__Goal of the exercise__:
Your task is to gather the lines below that hold the string "posible".

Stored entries

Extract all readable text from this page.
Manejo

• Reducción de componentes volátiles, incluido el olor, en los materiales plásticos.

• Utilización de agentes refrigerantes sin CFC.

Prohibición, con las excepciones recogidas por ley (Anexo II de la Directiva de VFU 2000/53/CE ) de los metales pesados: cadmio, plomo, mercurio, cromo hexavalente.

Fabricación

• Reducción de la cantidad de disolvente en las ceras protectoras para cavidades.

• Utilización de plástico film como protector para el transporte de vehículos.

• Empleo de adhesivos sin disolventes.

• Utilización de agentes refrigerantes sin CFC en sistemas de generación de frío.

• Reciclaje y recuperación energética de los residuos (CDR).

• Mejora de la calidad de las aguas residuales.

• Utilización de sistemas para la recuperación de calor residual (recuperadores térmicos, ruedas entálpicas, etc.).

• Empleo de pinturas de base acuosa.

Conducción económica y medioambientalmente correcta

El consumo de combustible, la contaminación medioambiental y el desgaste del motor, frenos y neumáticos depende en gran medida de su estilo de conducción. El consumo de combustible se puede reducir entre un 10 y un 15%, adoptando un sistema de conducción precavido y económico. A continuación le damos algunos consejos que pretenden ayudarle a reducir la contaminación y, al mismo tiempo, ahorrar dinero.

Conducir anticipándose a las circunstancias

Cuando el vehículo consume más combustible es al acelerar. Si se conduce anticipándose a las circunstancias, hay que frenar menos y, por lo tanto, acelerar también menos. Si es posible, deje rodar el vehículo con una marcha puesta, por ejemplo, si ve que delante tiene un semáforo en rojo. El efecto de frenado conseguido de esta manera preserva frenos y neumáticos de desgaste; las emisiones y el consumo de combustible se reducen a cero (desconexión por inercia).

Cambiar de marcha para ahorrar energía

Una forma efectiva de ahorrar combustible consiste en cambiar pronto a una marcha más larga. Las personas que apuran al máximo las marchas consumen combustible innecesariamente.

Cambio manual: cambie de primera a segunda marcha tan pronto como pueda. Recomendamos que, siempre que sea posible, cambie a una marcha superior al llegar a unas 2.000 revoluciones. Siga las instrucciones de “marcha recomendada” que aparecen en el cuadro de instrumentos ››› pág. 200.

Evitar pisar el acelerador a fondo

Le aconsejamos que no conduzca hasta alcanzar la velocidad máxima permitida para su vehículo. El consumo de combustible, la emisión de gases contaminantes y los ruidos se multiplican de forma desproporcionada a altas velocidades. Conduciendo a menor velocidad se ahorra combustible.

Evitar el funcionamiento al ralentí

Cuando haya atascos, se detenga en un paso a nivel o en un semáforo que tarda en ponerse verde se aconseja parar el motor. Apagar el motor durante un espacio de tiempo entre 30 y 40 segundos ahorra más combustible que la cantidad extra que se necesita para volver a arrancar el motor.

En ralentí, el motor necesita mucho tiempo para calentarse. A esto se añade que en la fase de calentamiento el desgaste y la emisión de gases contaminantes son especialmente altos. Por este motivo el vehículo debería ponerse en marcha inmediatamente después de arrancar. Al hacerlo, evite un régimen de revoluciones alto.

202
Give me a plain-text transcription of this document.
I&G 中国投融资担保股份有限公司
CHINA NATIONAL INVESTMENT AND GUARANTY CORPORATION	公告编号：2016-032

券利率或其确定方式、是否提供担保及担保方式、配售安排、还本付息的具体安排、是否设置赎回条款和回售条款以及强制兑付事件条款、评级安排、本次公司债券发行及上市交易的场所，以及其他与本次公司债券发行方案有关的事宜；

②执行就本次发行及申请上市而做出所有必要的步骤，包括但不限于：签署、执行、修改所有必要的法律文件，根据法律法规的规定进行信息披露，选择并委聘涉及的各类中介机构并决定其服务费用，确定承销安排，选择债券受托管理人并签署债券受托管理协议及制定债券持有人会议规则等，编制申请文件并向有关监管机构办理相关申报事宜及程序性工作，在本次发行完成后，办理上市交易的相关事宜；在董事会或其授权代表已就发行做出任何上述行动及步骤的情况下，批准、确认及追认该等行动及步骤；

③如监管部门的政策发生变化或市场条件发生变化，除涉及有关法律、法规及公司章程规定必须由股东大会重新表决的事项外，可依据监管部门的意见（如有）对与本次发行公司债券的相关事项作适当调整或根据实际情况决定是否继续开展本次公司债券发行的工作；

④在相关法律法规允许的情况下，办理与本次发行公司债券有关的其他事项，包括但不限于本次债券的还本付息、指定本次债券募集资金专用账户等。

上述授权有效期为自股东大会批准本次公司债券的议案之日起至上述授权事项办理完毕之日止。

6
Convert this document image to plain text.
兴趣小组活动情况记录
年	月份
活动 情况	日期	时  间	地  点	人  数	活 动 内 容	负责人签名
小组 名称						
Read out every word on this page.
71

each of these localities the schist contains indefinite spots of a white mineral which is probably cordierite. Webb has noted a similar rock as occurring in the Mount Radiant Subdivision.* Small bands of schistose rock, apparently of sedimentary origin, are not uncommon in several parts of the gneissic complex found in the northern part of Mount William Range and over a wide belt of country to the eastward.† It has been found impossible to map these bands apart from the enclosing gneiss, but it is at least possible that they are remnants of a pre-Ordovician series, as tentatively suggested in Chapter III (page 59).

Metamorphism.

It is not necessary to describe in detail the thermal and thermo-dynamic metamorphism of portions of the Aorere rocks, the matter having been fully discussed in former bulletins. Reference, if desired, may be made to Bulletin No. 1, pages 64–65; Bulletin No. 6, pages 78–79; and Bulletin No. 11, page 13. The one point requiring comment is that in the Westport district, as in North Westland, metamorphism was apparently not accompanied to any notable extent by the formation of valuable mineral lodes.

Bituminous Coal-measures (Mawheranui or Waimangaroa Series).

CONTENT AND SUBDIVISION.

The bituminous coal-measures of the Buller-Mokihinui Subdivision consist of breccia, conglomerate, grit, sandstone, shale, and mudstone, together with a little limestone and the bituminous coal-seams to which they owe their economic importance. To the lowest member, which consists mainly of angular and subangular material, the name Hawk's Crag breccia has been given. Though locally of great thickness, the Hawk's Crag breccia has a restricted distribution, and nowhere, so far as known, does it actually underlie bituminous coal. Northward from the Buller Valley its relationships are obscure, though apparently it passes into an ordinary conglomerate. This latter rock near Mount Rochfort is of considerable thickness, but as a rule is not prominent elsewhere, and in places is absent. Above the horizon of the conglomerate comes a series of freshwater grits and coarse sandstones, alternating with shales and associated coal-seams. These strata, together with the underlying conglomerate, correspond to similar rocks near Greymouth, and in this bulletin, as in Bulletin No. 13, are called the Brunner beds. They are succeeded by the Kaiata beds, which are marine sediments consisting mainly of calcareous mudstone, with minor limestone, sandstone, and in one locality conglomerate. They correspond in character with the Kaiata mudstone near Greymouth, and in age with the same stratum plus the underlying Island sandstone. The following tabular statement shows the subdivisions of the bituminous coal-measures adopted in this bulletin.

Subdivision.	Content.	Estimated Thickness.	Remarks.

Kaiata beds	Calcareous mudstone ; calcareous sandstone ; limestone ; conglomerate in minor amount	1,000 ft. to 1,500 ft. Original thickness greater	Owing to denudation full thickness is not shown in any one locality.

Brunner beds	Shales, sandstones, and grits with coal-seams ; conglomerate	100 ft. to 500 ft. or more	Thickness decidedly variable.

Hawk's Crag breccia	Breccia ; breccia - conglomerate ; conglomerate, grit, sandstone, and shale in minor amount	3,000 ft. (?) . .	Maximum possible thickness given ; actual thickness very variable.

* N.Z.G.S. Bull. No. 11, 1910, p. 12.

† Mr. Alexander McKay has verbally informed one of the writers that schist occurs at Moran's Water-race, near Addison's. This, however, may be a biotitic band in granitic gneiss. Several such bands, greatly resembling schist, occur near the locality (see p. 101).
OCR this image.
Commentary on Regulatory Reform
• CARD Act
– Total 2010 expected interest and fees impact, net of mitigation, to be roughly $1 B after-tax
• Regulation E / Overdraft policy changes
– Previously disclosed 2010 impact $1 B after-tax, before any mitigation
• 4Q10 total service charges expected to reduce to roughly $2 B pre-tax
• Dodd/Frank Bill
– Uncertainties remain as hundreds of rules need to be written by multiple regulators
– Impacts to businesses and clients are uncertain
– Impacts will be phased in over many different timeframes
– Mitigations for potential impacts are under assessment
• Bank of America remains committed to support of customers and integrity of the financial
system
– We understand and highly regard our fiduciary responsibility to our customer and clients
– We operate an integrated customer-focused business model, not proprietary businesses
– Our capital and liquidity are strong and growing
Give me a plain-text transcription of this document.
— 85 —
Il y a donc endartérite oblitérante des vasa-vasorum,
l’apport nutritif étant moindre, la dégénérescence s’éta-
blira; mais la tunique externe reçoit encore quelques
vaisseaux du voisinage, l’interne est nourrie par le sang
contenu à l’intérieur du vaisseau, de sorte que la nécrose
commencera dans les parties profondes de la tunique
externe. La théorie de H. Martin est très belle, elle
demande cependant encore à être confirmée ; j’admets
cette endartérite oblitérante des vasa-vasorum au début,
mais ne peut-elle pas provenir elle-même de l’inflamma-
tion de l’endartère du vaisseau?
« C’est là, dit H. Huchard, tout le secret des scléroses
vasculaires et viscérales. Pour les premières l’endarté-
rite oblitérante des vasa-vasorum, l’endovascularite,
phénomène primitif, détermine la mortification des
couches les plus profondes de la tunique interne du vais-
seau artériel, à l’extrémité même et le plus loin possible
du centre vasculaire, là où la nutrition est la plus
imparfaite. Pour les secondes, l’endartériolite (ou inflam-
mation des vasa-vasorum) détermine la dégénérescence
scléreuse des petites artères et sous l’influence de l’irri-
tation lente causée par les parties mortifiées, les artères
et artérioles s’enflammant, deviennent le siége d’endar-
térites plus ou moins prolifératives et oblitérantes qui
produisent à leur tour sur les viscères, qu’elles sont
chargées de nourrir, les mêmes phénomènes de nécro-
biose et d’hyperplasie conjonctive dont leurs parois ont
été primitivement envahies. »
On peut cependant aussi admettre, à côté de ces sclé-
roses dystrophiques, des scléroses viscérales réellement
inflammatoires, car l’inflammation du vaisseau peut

__Output for this task__:
Cuando el vehículo consume más combustible es al acelerar. Si se conduce anticipándose a las circunstancias, hay que frenar menos y, por lo tanto, acelerar también menos. Si es posible, deje rodar el vehículo con una marcha puesta, por ejemplo, si ve que delante tiene un semáforo en rojo. El efecto de frenado conseguido de esta manera preserva frenos y neumáticos de desgaste; las emisiones y el consumo de combustible se reducen a cero (desconexión por inercia).
Cambio manual: cambie de primera a segunda marcha tan pronto como pueda. Recomendamos que, siempre que sea posible, cambie a una marcha superior al llegar a unas 2.000 revoluciones. Siga las instrucciones de “marcha recomendada” que aparecen en el cuadro de instrumentos ››› pág. 200.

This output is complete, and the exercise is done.